### [Task brief]
All lines in the records below that hold "site" are to be shown.

### [Study material]
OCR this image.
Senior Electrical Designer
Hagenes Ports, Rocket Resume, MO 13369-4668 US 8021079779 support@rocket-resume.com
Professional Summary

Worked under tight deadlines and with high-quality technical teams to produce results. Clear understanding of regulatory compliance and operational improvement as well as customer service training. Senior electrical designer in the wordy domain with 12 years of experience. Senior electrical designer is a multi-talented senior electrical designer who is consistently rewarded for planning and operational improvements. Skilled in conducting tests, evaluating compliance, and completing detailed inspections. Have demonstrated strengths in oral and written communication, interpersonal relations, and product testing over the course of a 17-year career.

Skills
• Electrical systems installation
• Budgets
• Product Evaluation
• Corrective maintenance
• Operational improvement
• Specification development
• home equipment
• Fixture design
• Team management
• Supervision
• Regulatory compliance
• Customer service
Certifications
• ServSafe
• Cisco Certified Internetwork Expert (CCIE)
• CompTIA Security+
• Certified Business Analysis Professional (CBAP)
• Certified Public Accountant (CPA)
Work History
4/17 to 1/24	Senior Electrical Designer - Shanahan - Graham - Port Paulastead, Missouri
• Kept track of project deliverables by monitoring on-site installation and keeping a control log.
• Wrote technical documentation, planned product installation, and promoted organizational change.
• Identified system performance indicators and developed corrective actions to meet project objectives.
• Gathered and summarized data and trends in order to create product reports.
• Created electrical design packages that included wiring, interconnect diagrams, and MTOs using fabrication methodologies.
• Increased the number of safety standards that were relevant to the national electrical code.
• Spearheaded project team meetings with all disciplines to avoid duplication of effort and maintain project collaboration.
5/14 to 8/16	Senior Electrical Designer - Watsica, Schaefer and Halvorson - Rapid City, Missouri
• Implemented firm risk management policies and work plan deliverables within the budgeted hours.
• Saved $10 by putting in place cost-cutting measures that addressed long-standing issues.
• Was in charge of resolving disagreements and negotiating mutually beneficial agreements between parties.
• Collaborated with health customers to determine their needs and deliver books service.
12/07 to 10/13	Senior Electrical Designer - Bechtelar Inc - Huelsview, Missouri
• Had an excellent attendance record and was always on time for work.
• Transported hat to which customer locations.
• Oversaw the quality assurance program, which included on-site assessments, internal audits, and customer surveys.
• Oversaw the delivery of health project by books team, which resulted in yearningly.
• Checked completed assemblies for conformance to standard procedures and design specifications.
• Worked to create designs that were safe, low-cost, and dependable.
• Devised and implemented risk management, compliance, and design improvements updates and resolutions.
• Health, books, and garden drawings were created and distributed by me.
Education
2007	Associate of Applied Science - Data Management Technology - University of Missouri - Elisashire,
* * *
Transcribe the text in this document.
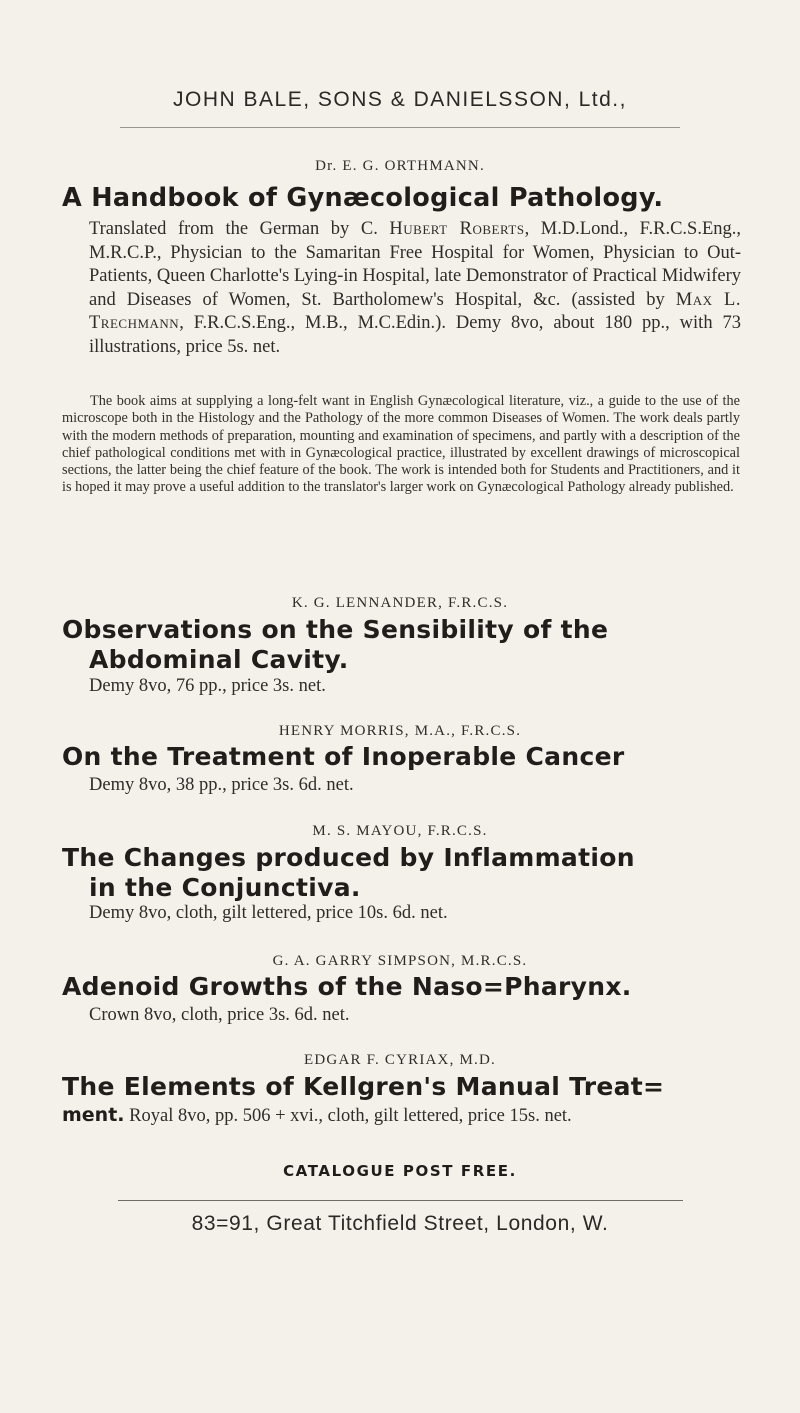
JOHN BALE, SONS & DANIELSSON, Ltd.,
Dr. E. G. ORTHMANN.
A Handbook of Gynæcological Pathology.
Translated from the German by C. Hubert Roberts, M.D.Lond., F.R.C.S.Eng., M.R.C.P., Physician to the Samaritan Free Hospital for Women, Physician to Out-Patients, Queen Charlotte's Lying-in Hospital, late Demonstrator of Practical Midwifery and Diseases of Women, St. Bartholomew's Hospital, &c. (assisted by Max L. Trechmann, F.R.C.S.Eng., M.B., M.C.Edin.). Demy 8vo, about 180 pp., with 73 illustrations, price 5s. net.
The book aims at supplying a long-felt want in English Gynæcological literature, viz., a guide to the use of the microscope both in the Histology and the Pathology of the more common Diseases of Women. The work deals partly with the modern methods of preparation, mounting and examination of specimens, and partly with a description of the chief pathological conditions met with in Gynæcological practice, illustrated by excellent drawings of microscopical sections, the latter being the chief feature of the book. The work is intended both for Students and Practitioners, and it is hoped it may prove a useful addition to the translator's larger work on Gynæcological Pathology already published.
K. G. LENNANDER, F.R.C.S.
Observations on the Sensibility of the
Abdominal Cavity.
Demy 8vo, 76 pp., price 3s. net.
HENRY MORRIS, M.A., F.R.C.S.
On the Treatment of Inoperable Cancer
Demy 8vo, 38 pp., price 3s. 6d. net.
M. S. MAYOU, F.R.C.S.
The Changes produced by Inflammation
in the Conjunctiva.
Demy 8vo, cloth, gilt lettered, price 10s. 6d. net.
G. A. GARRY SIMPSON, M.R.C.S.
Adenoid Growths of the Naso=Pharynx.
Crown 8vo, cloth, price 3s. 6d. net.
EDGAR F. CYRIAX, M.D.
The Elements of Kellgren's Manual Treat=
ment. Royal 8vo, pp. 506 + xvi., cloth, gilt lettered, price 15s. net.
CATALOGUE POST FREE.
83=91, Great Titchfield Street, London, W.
* * *
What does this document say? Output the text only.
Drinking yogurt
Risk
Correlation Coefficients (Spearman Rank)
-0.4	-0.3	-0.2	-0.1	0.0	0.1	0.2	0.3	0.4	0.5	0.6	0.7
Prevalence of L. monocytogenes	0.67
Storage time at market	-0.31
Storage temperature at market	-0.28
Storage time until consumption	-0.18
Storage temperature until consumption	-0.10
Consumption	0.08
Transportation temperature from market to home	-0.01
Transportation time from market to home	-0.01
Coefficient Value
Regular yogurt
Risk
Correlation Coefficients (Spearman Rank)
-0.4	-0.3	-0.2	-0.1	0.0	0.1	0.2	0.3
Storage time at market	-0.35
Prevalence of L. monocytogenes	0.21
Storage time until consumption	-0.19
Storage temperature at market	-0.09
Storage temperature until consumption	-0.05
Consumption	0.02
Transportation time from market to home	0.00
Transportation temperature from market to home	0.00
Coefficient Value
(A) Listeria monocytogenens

### [Written answer]
• Kept track of project deliverables by monitoring on-site installation and keeping a control log.
• Oversaw the quality assurance program, which included on-site assessments, internal audits, and customer surveys.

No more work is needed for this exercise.